CM協会およびCMの拡大発展を託して今後の協会およびCMを担うみなさまにバトンを繋いでいくにあたり、お伝えしたいことを述べさせていただきたいと思います。

CMが主要都市部で市民権を得て、建設産業の中でも一定の存在度を獲得したのは、2010年代後半頃だったと認識しています。2014年の公共工事品確法改正がその大きな原動力となったことは間違いありません。民間事業でも、旺盛な建設需要とともにCMの必要性が発注者の間に定着していった感がありました。

さあ、これから全国へのCM普及を!と臨んでいこうとした時に、同時にやってきたのが、世界を揺るがす惨事となったコロナ禍パンデミックでした。まさに会長を承った2020年の総会は、出席者数を制限し、全員マスク着用の短縮版で実施されました。その後3年間にわたり、コロナ禍はこの日本を席巻し続けました。

ただ、災いでしかないように思われたこの惨事も、CMにとっては追風となるような大変革をもたらしてくれました。オンライン会議を常態化させ、正常時に戻ってもハイブリッド会議を含めこの基本体系が当たり前となり、プロジェクトを推進していく上での「ファシリテーション」と「情報ハブ」機能、すなわちCMrの役割そのものがクローズアップされたことです。この現実を協会としてしっかり受け止め、この機能を進化させていくことができれば、CMを大きく拡大発展させることができると確信しています。まさに「災い転じて福となす」です。(改訂されたCMガイドブック第4版でも言及されています)

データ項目
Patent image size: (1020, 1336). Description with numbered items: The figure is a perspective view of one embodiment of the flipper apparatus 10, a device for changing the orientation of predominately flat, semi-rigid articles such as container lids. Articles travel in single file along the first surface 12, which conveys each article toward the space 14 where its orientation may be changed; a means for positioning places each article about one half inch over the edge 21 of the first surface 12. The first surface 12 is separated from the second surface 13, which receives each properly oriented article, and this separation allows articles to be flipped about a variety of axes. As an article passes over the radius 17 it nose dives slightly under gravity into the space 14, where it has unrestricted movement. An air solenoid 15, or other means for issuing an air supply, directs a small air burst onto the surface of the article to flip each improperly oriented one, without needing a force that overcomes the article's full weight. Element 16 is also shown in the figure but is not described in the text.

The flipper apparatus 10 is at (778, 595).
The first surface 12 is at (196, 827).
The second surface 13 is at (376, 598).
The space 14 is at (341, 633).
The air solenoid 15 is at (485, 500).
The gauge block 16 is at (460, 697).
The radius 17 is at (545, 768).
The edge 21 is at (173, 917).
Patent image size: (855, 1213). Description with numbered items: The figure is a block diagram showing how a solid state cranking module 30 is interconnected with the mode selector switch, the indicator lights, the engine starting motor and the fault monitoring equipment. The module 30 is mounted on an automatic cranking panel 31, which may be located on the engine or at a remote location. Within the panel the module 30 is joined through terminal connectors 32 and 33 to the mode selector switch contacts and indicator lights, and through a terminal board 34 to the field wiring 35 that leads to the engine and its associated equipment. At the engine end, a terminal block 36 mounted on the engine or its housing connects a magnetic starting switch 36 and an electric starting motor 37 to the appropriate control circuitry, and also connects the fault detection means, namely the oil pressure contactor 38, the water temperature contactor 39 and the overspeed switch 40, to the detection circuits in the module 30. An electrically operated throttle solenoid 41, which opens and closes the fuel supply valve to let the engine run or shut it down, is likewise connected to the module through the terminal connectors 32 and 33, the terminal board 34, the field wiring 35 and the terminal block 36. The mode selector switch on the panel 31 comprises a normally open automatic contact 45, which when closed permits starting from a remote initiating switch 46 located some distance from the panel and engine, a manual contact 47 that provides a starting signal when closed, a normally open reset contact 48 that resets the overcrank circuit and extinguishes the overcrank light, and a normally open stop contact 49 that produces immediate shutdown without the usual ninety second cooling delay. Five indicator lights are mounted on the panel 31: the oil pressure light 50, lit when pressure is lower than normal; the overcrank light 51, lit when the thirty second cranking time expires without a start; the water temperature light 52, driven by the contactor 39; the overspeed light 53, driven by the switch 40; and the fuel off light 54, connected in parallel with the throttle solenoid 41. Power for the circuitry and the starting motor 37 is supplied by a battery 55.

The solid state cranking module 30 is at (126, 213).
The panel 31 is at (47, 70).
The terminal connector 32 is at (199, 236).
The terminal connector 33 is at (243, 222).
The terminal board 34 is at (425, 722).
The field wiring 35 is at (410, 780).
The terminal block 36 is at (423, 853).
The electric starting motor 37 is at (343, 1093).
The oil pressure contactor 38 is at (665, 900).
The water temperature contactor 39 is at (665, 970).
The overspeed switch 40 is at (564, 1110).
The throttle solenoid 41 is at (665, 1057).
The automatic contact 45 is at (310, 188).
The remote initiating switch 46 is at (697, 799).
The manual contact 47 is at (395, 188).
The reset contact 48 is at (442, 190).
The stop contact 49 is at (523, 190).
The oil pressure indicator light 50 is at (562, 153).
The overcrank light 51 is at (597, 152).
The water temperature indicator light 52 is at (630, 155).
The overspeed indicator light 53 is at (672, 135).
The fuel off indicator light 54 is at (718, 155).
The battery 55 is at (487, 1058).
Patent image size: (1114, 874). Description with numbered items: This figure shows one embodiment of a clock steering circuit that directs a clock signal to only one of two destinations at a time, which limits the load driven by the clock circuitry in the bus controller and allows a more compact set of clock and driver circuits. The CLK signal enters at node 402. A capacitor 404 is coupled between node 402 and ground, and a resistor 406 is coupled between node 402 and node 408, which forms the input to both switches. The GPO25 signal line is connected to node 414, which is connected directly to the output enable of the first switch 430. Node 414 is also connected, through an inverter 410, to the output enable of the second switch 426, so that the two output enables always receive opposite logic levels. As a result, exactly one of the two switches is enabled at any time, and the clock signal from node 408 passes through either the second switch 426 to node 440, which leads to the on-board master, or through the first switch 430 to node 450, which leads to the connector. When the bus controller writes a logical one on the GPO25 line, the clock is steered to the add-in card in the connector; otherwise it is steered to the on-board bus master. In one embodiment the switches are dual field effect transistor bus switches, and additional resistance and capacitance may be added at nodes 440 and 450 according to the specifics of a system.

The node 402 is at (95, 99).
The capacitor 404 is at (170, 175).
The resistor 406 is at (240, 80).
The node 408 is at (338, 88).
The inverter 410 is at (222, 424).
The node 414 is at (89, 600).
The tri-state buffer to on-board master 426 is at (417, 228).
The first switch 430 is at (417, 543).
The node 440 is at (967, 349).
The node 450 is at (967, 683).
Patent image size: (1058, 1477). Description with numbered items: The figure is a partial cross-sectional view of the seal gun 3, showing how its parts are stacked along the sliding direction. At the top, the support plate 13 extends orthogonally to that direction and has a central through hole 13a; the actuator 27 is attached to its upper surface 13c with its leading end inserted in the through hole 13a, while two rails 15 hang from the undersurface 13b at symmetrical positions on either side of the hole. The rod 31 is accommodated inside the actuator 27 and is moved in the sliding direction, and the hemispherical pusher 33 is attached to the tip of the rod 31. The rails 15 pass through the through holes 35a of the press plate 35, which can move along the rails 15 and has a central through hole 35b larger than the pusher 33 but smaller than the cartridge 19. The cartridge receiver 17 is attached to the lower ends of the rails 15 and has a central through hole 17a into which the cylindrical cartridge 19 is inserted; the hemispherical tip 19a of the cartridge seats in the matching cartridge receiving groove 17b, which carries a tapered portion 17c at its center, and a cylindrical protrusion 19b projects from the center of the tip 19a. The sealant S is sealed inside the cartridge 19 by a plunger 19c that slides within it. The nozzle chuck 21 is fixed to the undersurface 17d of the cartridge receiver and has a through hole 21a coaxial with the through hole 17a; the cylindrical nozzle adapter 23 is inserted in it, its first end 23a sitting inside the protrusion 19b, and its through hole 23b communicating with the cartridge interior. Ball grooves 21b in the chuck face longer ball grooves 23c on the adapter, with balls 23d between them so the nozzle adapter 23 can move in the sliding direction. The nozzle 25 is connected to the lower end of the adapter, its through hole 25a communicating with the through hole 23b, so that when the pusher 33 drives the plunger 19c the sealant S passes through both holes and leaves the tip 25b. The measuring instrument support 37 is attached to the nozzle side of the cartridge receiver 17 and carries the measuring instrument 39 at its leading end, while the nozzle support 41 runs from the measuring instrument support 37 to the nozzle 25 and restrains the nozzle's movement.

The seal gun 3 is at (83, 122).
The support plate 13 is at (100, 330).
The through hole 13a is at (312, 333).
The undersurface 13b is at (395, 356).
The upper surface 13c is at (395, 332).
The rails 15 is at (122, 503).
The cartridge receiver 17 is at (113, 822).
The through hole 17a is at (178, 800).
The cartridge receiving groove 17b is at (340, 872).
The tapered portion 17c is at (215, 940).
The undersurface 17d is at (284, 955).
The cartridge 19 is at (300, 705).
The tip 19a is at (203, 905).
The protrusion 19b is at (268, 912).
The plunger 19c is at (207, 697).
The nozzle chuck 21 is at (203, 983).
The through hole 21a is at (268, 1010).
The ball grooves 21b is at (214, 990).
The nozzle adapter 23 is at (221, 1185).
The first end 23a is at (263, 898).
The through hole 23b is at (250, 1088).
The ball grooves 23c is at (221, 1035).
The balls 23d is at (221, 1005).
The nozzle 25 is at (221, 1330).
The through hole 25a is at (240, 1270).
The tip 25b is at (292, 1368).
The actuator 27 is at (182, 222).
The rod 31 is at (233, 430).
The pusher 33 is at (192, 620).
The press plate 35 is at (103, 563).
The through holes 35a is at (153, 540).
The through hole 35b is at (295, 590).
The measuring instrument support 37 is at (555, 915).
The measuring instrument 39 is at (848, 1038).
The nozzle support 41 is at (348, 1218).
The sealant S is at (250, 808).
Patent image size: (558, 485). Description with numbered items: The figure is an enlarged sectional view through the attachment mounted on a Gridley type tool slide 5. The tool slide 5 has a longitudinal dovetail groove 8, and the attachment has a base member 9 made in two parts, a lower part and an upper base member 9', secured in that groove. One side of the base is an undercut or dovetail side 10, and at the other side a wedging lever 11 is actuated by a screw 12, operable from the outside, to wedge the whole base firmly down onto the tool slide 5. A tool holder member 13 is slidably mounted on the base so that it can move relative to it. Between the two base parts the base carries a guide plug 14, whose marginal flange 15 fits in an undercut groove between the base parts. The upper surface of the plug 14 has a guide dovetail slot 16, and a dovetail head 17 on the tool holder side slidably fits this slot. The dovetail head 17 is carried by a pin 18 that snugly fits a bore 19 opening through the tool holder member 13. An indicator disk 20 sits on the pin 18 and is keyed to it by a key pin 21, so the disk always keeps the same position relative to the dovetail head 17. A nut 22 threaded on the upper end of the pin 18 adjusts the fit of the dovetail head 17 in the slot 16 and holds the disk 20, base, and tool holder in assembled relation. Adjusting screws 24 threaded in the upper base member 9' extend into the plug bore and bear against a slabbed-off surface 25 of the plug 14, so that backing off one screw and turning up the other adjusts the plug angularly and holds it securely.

__課題 1__
CM協会についての抜粋をもとに、次の問いに答えてください。
(a) 2014年に改正され、CM普及の大きな原動力となった法律は何ですか。
(b) 2020年の総会はどのような形で実施されましたか。
(c) コロナ禍は何年間にわたって日本を席巻し続けましたか。
__課題 2__
CM協会についての抜粋を、最後の文の後から書き継いでください。
これらの行はここでは使いません。

__解答 1__
(a) 公共工事品確法です。
(b) 出席者数を制限し、全員がマスクを着用する短縮版で実施されました。
(c) 3年間です。

__解答 2__
一方で建設需要は、コロナ禍以降であっても堅調に推移し、産業全体の繁忙状況は現在も続いています。私個人は、この状況は2050年くらいまで続くと思っています。それは、公民問わず高度成長期以降に整備されたインフラ・建築物が償還を迎え、それらの再構築があと25年くらい続々と控えているからです。もちろん、デカップリングによるサプライチェーン再編、大容量対応の情報通信・電力・物流網整備、観光大国化のためのインフラ・施設整備、人口8千万~1億人に向けての都市・地域再編、等と合せて実践していく必要があります。これを、ピーク時の7割の就業者・技術者数と8割の法人数で対応していかなければならないのです。

その解決には、マネジメントとIT・DX双方による効率化で対応していく以外に良策はないと思います。LLM(大規模言語モデル)の登場でより身近になったAI等を取り入れたデジタル(IT・DX)技術と、上記CMの神髄であるマネジメント機能を駆使したアナログ技術を両輪で推進していく世界を、ぜひ協会として追及していってほしいと思います。

CMの未来は間違いなく明るい!と私は信じていますし、エールを贈り続けたいと思います。